» WHAT IS REQUIRED: Please reproduce every record, keeping each one exactly as written.
BEGIN SOURCE RECORDS
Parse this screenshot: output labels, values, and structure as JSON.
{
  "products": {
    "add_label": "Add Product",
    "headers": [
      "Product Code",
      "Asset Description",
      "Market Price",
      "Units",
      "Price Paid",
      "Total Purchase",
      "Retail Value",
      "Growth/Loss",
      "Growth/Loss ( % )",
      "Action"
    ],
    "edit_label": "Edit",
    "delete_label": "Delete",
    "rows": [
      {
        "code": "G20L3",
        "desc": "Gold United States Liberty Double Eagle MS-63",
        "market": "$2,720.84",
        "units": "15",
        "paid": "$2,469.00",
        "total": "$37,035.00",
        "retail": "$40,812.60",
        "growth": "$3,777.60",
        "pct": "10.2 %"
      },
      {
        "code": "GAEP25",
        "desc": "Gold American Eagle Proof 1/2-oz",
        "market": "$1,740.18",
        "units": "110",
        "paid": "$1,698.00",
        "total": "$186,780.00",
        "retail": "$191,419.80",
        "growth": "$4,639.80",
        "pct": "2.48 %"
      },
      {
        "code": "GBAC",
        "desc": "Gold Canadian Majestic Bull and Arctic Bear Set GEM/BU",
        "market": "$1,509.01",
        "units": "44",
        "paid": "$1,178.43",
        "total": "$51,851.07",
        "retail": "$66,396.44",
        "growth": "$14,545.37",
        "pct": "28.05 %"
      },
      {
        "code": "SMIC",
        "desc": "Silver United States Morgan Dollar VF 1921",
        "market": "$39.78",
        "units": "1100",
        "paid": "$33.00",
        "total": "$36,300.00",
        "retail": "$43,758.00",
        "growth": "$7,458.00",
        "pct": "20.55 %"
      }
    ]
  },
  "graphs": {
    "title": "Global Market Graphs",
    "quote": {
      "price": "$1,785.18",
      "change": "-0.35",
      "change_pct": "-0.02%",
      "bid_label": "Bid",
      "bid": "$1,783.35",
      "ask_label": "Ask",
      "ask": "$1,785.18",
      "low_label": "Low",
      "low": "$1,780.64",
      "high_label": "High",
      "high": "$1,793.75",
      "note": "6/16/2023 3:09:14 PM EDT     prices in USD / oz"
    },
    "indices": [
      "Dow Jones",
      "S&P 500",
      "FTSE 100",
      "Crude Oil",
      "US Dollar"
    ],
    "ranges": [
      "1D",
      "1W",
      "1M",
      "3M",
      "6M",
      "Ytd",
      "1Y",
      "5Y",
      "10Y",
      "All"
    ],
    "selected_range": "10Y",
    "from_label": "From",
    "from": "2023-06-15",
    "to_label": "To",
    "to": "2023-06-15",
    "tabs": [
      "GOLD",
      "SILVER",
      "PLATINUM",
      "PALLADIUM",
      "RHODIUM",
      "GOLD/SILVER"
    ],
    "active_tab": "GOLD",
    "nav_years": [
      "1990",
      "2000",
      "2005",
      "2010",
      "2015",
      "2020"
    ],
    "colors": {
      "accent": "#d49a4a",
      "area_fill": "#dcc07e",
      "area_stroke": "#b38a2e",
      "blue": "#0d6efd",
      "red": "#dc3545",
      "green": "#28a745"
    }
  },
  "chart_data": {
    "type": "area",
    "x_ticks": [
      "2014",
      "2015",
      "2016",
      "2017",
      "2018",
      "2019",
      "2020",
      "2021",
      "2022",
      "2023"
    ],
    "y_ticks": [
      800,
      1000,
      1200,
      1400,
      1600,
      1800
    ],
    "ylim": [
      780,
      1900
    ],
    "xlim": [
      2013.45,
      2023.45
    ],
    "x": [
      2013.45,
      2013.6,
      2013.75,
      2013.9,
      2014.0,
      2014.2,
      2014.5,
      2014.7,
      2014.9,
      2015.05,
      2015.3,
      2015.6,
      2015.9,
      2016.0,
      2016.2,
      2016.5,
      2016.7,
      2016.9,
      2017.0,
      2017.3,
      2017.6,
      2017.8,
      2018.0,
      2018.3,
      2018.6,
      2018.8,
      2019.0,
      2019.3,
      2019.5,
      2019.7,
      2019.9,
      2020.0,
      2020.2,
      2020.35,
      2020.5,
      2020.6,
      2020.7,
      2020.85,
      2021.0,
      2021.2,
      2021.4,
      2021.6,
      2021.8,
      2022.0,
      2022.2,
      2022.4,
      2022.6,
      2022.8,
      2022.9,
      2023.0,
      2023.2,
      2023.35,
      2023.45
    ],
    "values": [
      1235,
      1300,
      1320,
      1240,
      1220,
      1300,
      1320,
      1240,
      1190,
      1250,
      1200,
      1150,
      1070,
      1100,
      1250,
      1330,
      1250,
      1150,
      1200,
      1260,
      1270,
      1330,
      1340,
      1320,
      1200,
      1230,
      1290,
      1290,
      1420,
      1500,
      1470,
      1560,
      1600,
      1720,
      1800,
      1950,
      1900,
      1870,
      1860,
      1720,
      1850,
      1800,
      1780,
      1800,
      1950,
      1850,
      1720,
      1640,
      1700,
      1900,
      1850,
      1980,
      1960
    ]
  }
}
END SOURCE RECORDS
» SOLUTION FOR THIS EXERCISE:
Parse this screenshot: output labels, values, and structure as JSON.
{
  "products": {
    "add_label": "Add Product",
    "headers": [
      "Product Code",
      "Asset Description",
      "Market Price",
      "Units",
      "Price Paid",
      "Total Purchase",
      "Retail Value",
      "Growth/Loss",
      "Growth/Loss ( % )",
      "Action"
    ],
    "edit_label": "Edit",
    "delete_label": "Delete",
    "rows": [
      {
        "code": "G20L3",
        "desc": "Gold United States Liberty Double Eagle MS-63",
        "market": "$2,720.84",
        "units": "15",
        "paid": "$2,469.00",
        "total": "$37,035.00",
        "retail": "$40,812.60",
        "growth": "$3,777.60",
        "pct": "10.2 %"
      },
      {
        "code": "GAEP25",
        "desc": "Gold American Eagle Proof 1/2-oz",
        "market": "$1,740.18",
        "units": "110",
        "paid": "$1,698.00",
        "total": "$186,780.00",
        "retail": "$191,419.80",
        "growth": "$4,639.80",
        "pct": "2.48 %"
      },
      {
        "code": "GBAC",
        "desc": "Gold Canadian Majestic Bull and Arctic Bear Set GEM/BU",
        "market": "$1,509.01",
        "units": "44",
        "paid": "$1,178.43",
        "total": "$51,851.07",
        "retail": "$66,396.44",
        "growth": "$14,545.37",
        "pct": "28.05 %"
      },
      {
        "code": "SMIC",
        "desc": "Silver United States Morgan Dollar VF 1921",
        "market": "$39.78",
        "units": "1100",
        "paid": "$33.00",
        "total": "$36,300.00",
        "retail": "$43,758.00",
        "growth": "$7,458.00",
        "pct": "20.55 %"
      }
    ]
  },
  "graphs": {
    "title": "Global Market Graphs",
    "quote": {
      "price": "$1,785.18",
      "change": "-0.35",
      "change_pct": "-0.02%",
      "bid_label": "Bid",
      "bid": "$1,783.35",
      "ask_label": "Ask",
      "ask": "$1,785.18",
      "low_label": "Low",
      "low": "$1,780.64",
      "high_label": "High",
      "high": "$1,793.75",
      "note": "6/16/2023 3:09:14 PM EDT     prices in USD / oz"
    },
    "indices": [
      "Dow Jones",
      "S&P 500",
      "FTSE 100",
      "Crude Oil",
      "US Dollar"
    ],
    "ranges": [
      "1D",
      "1W",
      "1M",
      "3M",
      "6M",
      "Ytd",
      "1Y",
      "5Y",
      "10Y",
      "All"
    ],
    "selected_range": "10Y",
    "from_label": "From",
    "from": "2023-06-15",
    "to_label": "To",
    "to": "2023-06-15",
    "tabs": [
      "GOLD",
      "SILVER",
      "PLATINUM",
      "PALLADIUM",
      "RHODIUM",
      "GOLD/SILVER"
    ],
    "active_tab": "GOLD",
    "nav_years": [
      "1990",
      "2000",
      "2005",
      "2010",
      "2015",
      "2020"
    ],
    "colors": {
      "accent": "#d49a4a",
      "area_fill": "#dcc07e",
      "area_stroke": "#b38a2e",
      "blue": "#0d6efd",
      "red": "#dc3545",
      "green": "#28a745"
    }
  },
  "chart_data": {
    "type": "area",
    "x_ticks": [
      "2014",
      "2015",
      "2016",
      "2017",
      "2018",
      "2019",
      "2020",
      "2021",
      "2022",
      "2023"
    ],
    "y_ticks": [
      800,
      1000,
      1200,
      1400,
      1600,
      1800
    ],
    "ylim": [
      780,
      1900
    ],
    "xlim": [
      2013.45,
      2023.45
    ],
    "x": [
      2013.45,
      2013.6,
      2013.75,
      2013.9,
      2014.0,
      2014.2,
      2014.5,
      2014.7,
      2014.9,
      2015.05,
      2015.3,
      2015.6,
      2015.9,
      2016.0,
      2016.2,
      2016.5,
      2016.7,
      2016.9,
      2017.0,
      2017.3,
      2017.6,
      2017.8,
      2018.0,
      2018.3,
      2018.6,
      2018.8,
      2019.0,
      2019.3,
      2019.5,
      2019.7,
      2019.9,
      2020.0,
      2020.2,
      2020.35,
      2020.5,
      2020.6,
      2020.7,
      2020.85,
      2021.0,
      2021.2,
      2021.4,
      2021.6,
      2021.8,
      2022.0,
      2022.2,
      2022.4,
      2022.6,
      2022.8,
      2022.9,
      2023.0,
      2023.2,
      2023.35,
      2023.45
    ],
    "values": [
      1235,
      1300,
      1320,
      1240,
      1220,
      1300,
      1320,
      1240,
      1190,
      1250,
      1200,
      1150,
      1070,
      1100,
      1250,
      1330,
      1250,
      1150,
      1200,
      1260,
      1270,
      1330,
      1340,
      1320,
      1200,
      1230,
      1290,
      1290,
      1420,
      1500,
      1470,
      1560,
      1600,
      1720,
      1800,
      1950,
      1900,
      1870,
      1860,
      1720,
      1850,
      1800,
      1780,
      1800,
      1950,
      1850,
      1720,
      1640,
      1700,
      1900,
      1850,
      1980,
      1960
    ]
  }
}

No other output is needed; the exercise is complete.